__Problem to work on__
Transcribe the records that follow in their entirety, omitting any pictures.

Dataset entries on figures
-- begin --

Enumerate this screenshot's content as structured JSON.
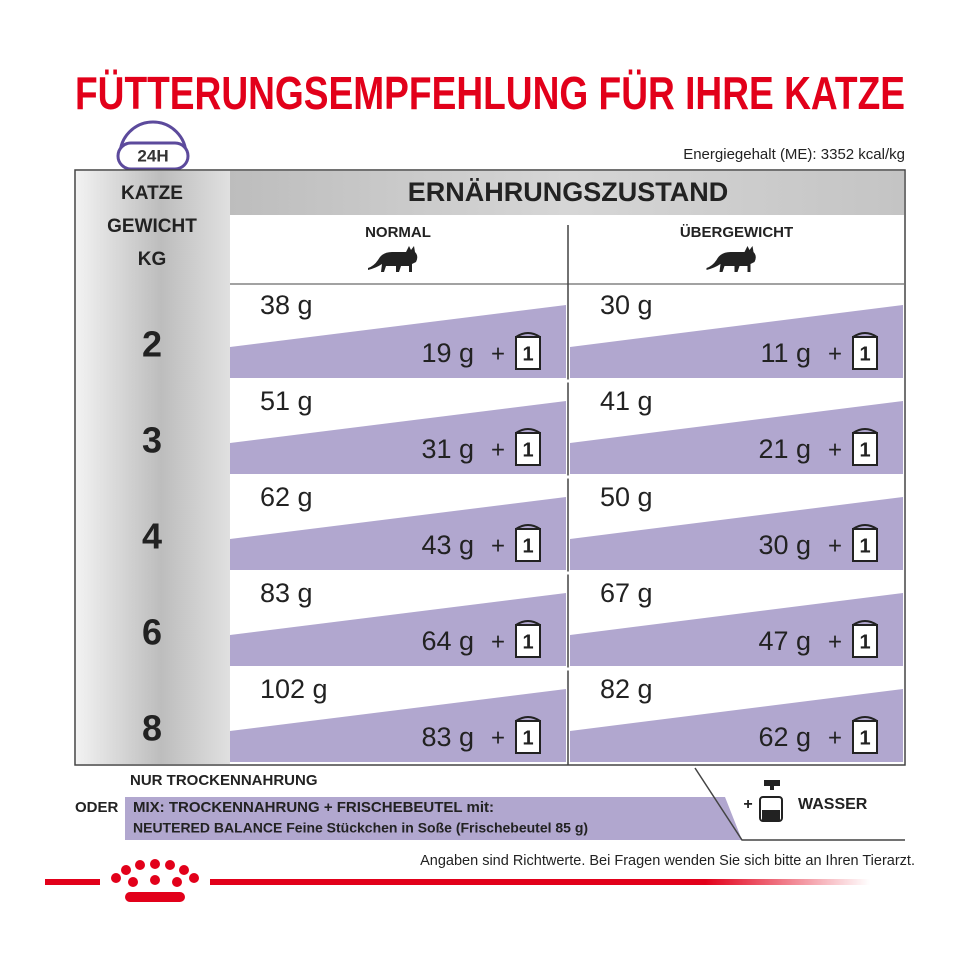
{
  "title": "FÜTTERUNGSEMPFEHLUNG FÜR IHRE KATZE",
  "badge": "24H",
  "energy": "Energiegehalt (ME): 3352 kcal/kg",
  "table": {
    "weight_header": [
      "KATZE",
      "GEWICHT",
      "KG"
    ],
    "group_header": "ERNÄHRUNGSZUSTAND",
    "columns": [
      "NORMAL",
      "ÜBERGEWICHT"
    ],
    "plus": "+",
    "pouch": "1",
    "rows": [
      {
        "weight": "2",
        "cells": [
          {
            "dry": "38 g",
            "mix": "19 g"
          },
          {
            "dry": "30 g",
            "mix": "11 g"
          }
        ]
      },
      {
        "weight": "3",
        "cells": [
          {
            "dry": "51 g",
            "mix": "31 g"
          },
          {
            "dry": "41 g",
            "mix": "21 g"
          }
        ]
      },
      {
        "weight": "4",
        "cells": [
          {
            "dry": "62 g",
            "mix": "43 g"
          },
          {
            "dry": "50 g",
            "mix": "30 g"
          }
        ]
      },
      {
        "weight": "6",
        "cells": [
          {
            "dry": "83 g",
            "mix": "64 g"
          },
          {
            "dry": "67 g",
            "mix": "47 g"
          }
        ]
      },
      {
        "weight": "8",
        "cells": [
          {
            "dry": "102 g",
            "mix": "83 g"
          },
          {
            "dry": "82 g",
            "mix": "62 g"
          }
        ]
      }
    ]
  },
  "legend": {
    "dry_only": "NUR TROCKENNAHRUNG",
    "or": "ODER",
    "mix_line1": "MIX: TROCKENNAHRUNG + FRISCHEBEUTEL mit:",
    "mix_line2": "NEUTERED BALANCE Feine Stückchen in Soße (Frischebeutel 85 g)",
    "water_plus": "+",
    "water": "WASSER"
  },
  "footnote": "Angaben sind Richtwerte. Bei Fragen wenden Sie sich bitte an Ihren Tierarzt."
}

-- end --

__Answer__
Enumerate this screenshot's content as structured JSON.
{
  "title": "FÜTTERUNGSEMPFEHLUNG FÜR IHRE KATZE",
  "badge": "24H",
  "energy": "Energiegehalt (ME): 3352 kcal/kg",
  "table": {
    "weight_header": [
      "KATZE",
      "GEWICHT",
      "KG"
    ],
    "group_header": "ERNÄHRUNGSZUSTAND",
    "columns": [
      "NORMAL",
      "ÜBERGEWICHT"
    ],
    "plus": "+",
    "pouch": "1",
    "rows": [
      {
        "weight": "2",
        "cells": [
          {
            "dry": "38 g",
            "mix": "19 g"
          },
          {
            "dry": "30 g",
            "mix": "11 g"
          }
        ]
      },
      {
        "weight": "3",
        "cells": [
          {
            "dry": "51 g",
            "mix": "31 g"
          },
          {
            "dry": "41 g",
            "mix": "21 g"
          }
        ]
      },
      {
        "weight": "4",
        "cells": [
          {
            "dry": "62 g",
            "mix": "43 g"
          },
          {
            "dry": "50 g",
            "mix": "30 g"
          }
        ]
      },
      {
        "weight": "6",
        "cells": [
          {
            "dry": "83 g",
            "mix": "64 g"
          },
          {
            "dry": "67 g",
            "mix": "47 g"
          }
        ]
      },
      {
        "weight": "8",
        "cells": [
          {
            "dry": "102 g",
            "mix": "83 g"
          },
          {
            "dry": "82 g",
            "mix": "62 g"
          }
        ]
      }
    ]
  },
  "legend": {
    "dry_only": "NUR TROCKENNAHRUNG",
    "or": "ODER",
    "mix_line1": "MIX: TROCKENNAHRUNG + FRISCHEBEUTEL mit:",
    "mix_line2": "NEUTERED BALANCE Feine Stückchen in Soße (Frischebeutel 85 g)",
    "water_plus": "+",
    "water": "WASSER"
  },
  "footnote": "Angaben sind Richtwerte. Bei Fragen wenden Sie sich bitte an Ihren Tierarzt."
}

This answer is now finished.